■ THE TASK: The records underneath are to be repeated exactly, with the pictures left out.
##########
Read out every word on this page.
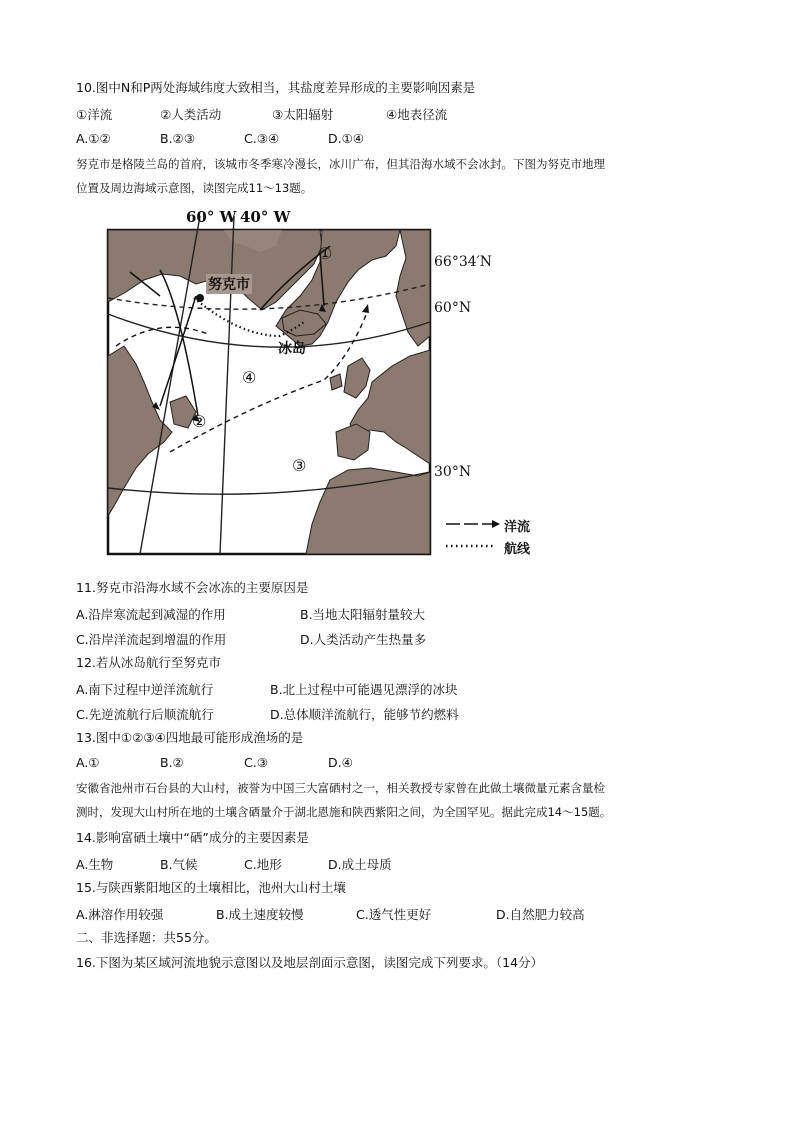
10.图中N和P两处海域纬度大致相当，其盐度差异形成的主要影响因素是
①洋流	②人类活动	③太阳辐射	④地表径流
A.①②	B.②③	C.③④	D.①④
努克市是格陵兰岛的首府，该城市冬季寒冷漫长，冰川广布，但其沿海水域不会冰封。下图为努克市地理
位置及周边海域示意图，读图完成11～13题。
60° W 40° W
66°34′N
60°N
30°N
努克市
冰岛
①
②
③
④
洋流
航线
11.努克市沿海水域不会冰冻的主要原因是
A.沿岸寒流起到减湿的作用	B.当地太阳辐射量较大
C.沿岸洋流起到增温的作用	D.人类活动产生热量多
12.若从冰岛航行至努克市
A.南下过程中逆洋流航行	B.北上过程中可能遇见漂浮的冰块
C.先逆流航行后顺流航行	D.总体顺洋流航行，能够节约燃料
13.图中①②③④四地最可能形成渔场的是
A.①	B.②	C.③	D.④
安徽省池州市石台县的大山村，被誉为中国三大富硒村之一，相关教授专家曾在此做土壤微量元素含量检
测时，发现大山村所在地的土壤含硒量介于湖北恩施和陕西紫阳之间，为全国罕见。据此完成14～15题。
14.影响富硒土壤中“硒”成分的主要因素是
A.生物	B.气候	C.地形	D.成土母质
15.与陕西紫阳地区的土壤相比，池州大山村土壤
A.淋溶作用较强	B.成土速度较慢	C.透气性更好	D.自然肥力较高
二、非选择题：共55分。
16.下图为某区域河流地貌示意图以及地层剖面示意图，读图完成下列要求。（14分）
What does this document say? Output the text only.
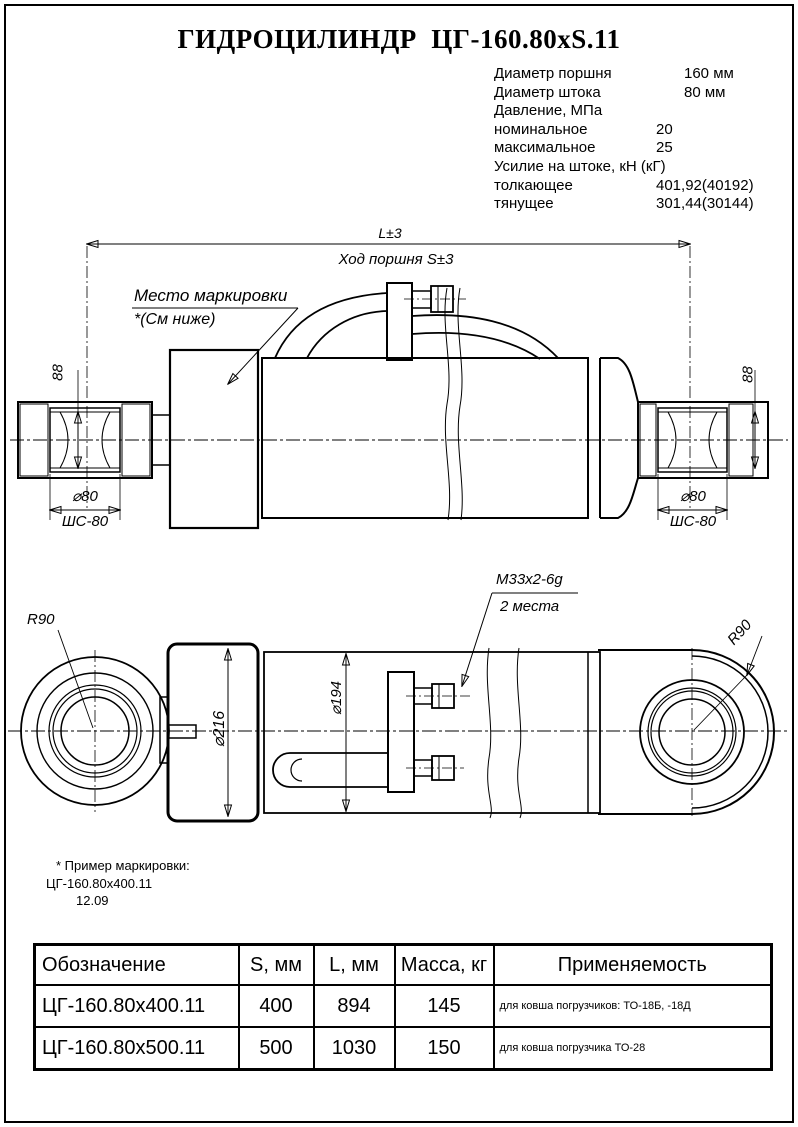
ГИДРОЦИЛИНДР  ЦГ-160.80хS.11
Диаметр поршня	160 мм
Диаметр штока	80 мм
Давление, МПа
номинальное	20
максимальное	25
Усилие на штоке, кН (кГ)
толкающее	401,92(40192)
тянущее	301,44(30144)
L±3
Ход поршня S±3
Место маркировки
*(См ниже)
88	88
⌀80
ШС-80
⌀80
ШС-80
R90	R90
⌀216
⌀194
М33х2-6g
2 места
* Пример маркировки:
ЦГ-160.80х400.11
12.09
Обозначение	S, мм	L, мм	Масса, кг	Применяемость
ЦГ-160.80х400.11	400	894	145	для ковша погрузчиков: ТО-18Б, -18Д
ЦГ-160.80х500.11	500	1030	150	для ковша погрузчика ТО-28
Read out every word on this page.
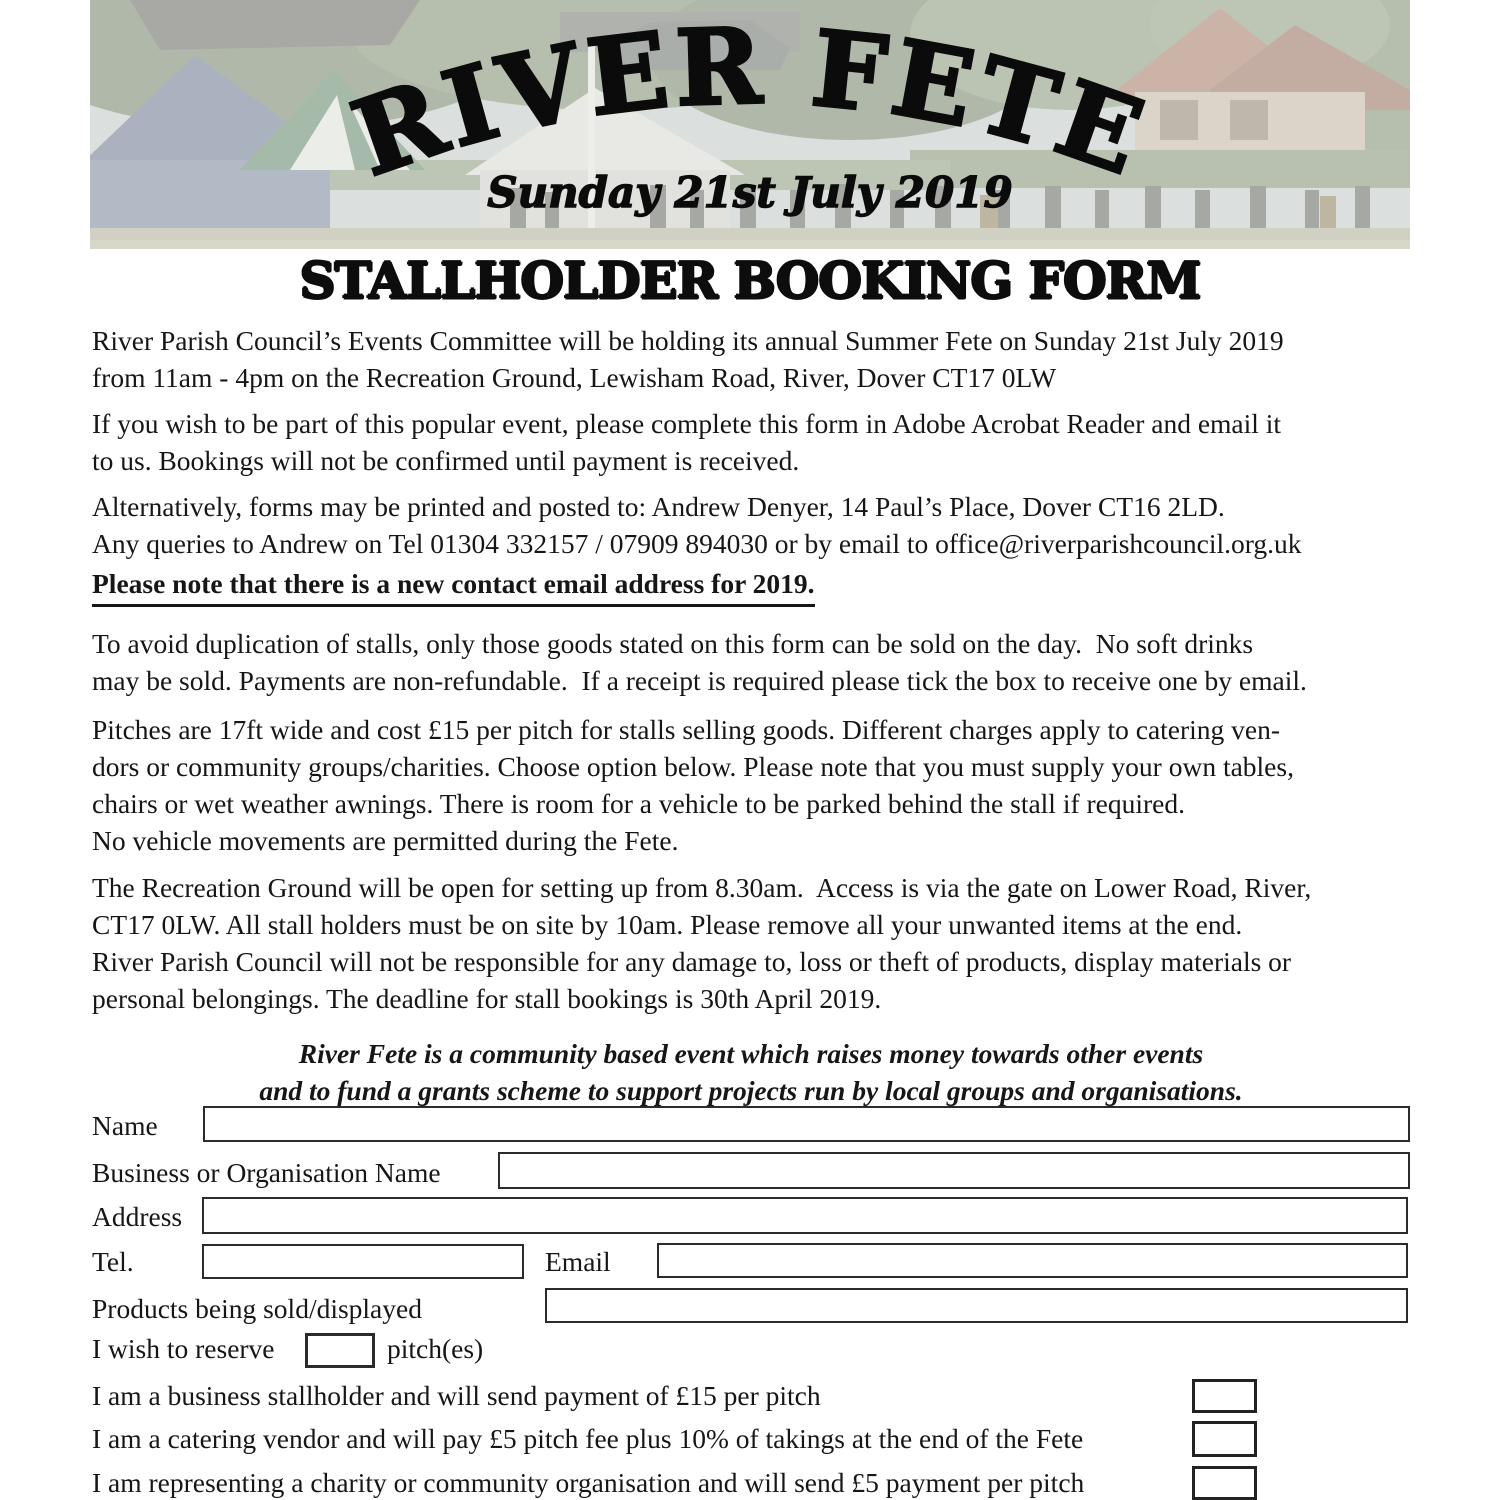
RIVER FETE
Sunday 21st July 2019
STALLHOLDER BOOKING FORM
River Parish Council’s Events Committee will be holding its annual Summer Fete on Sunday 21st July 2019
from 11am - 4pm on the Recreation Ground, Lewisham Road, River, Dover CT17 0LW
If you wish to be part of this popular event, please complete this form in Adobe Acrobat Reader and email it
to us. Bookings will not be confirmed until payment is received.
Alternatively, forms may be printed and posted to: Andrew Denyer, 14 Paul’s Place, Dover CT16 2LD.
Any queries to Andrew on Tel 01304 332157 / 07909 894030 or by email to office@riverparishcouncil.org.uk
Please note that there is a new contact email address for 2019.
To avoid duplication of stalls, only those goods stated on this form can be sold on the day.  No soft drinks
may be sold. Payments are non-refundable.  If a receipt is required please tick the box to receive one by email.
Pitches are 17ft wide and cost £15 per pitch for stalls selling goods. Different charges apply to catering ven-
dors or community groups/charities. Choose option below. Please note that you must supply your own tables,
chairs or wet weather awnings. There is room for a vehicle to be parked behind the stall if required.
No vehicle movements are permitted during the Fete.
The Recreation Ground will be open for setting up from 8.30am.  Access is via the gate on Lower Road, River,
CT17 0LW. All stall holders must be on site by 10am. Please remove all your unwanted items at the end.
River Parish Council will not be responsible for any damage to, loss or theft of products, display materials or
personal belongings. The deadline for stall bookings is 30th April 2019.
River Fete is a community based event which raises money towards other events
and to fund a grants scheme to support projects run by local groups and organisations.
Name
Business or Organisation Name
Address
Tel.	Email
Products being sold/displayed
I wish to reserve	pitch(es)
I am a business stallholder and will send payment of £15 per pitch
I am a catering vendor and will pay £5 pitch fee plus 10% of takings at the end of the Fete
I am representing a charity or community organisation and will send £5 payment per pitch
##########
■ OUTPUT OF THE TASK:
Read out every word on this page.
10.图中N和P两处海域纬度大致相当，其盐度差异形成的主要影响因素是
①洋流	②人类活动	③太阳辐射	④地表径流
A.①②	B.②③	C.③④	D.①④
努克市是格陵兰岛的首府，该城市冬季寒冷漫长，冰川广布，但其沿海水域不会冰封。下图为努克市地理
位置及周边海域示意图，读图完成11～13题。
60° W 40° W
66°34′N
60°N
30°N
努克市
冰岛
①
②
③
④
洋流
航线
11.努克市沿海水域不会冰冻的主要原因是
A.沿岸寒流起到减湿的作用	B.当地太阳辐射量较大
C.沿岸洋流起到增温的作用	D.人类活动产生热量多
12.若从冰岛航行至努克市
A.南下过程中逆洋流航行	B.北上过程中可能遇见漂浮的冰块
C.先逆流航行后顺流航行	D.总体顺洋流航行，能够节约燃料
13.图中①②③④四地最可能形成渔场的是
A.①	B.②	C.③	D.④
安徽省池州市石台县的大山村，被誉为中国三大富硒村之一，相关教授专家曾在此做土壤微量元素含量检
测时，发现大山村所在地的土壤含硒量介于湖北恩施和陕西紫阳之间，为全国罕见。据此完成14～15题。
14.影响富硒土壤中“硒”成分的主要因素是
A.生物	B.气候	C.地形	D.成土母质
15.与陕西紫阳地区的土壤相比，池州大山村土壤
A.淋溶作用较强	B.成土速度较慢	C.透气性更好	D.自然肥力较高
二、非选择题：共55分。
16.下图为某区域河流地貌示意图以及地层剖面示意图，读图完成下列要求。（14分）
What does this document say? Output the text only.
ГИДРОЦИЛИНДР  ЦГ-160.80хS.11
Диаметр поршня	160 мм
Диаметр штока	80 мм
Давление, МПа
номинальное	20
максимальное	25
Усилие на штоке, кН (кГ)
толкающее	401,92(40192)
тянущее	301,44(30144)
L±3
Ход поршня S±3
Место маркировки
*(См ниже)
88	88
⌀80
ШС-80
⌀80
ШС-80
R90	R90
⌀216
⌀194
М33х2-6g
2 места
* Пример маркировки:
ЦГ-160.80х400.11
12.09
Обозначение	S, мм	L, мм	Масса, кг	Применяемость
ЦГ-160.80х400.11	400	894	145	для ковша погрузчиков: ТО-18Б, -18Д
ЦГ-160.80х500.11	500	1030	150	для ковша погрузчика ТО-28
Read out every word on this page.
RIVER FETE
Sunday 21st July 2019
STALLHOLDER BOOKING FORM
River Parish Council’s Events Committee will be holding its annual Summer Fete on Sunday 21st July 2019
from 11am - 4pm on the Recreation Ground, Lewisham Road, River, Dover CT17 0LW
If you wish to be part of this popular event, please complete this form in Adobe Acrobat Reader and email it
to us. Bookings will not be confirmed until payment is received.
Alternatively, forms may be printed and posted to: Andrew Denyer, 14 Paul’s Place, Dover CT16 2LD.
Any queries to Andrew on Tel 01304 332157 / 07909 894030 or by email to office@riverparishcouncil.org.uk
Please note that there is a new contact email address for 2019.
To avoid duplication of stalls, only those goods stated on this form can be sold on the day.  No soft drinks
may be sold. Payments are non-refundable.  If a receipt is required please tick the box to receive one by email.
Pitches are 17ft wide and cost £15 per pitch for stalls selling goods. Different charges apply to catering ven-
dors or community groups/charities. Choose option below. Please note that you must supply your own tables,
chairs or wet weather awnings. There is room for a vehicle to be parked behind the stall if required.
No vehicle movements are permitted during the Fete.
The Recreation Ground will be open for setting up from 8.30am.  Access is via the gate on Lower Road, River,
CT17 0LW. All stall holders must be on site by 10am. Please remove all your unwanted items at the end.
River Parish Council will not be responsible for any damage to, loss or theft of products, display materials or
personal belongings. The deadline for stall bookings is 30th April 2019.
River Fete is a community based event which raises money towards other events
and to fund a grants scheme to support projects run by local groups and organisations.
Name
Business or Organisation Name
Address
Tel.	Email
Products being sold/displayed
I wish to reserve	pitch(es)
I am a business stallholder and will send payment of £15 per pitch
I am a catering vendor and will pay £5 pitch fee plus 10% of takings at the end of the Fete
I am representing a charity or community organisation and will send £5 payment per pitch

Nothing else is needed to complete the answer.